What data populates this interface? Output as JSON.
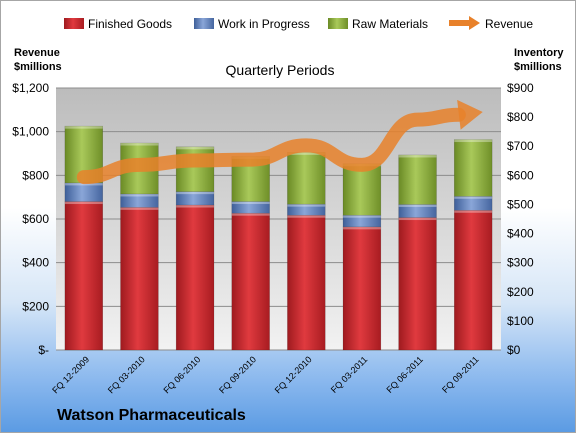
{
  "chart_data": {
    "type": "bar",
    "stacked": true,
    "title": "Quarterly Periods",
    "company": "Watson Pharmaceuticals",
    "categories": [
      "FQ 12-2009",
      "FQ 03-2010",
      "FQ 06-2010",
      "FQ 09-2010",
      "FQ 12-2010",
      "FQ 03-2011",
      "FQ 06-2011",
      "FQ 09-2011"
    ],
    "left_axis": {
      "label_line1": "Revenue",
      "label_line2": "$millions",
      "ylim": [
        0,
        1200
      ],
      "ticks": [
        0,
        200,
        400,
        600,
        800,
        1000,
        1200
      ],
      "tick_labels": [
        "$-",
        "$200",
        "$400",
        "$600",
        "$800",
        "$1,000",
        "$1,200"
      ]
    },
    "right_axis": {
      "label_line1": "Inventory",
      "label_line2": "$millions",
      "ylim": [
        0,
        900
      ],
      "ticks": [
        0,
        100,
        200,
        300,
        400,
        500,
        600,
        700,
        800,
        900
      ],
      "tick_labels": [
        "$0",
        "$100",
        "$200",
        "$300",
        "$400",
        "$500",
        "$600",
        "$700",
        "$800",
        "$900"
      ]
    },
    "series": [
      {
        "name": "Finished Goods",
        "axis": "right",
        "kind": "bar",
        "color": "#c8232a",
        "values": [
          510,
          490,
          498,
          470,
          463,
          423,
          455,
          480
        ]
      },
      {
        "name": "Work in Progress",
        "axis": "right",
        "kind": "bar",
        "color": "#5b7fbf",
        "values": [
          64,
          46,
          46,
          40,
          38,
          40,
          45,
          48
        ]
      },
      {
        "name": "Raw Materials",
        "axis": "right",
        "kind": "bar",
        "color": "#8cab3a",
        "values": [
          195,
          175,
          154,
          155,
          178,
          177,
          170,
          195
        ]
      },
      {
        "name": "Revenue",
        "axis": "left",
        "kind": "line",
        "color": "#e8812a",
        "values": [
          792,
          848,
          868,
          872,
          937,
          848,
          1055,
          1085
        ]
      }
    ],
    "grid": true,
    "legend_position": "top"
  }
}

################

* **DIRECTION**: Identify the lines in the entries that hold "color" and return each one.

* **RESULT OF THIS TASK**:
        "color": "#c8232a",
        "color": "#5b7fbf",
        "color": "#8cab3a",
        "color": "#e8812a",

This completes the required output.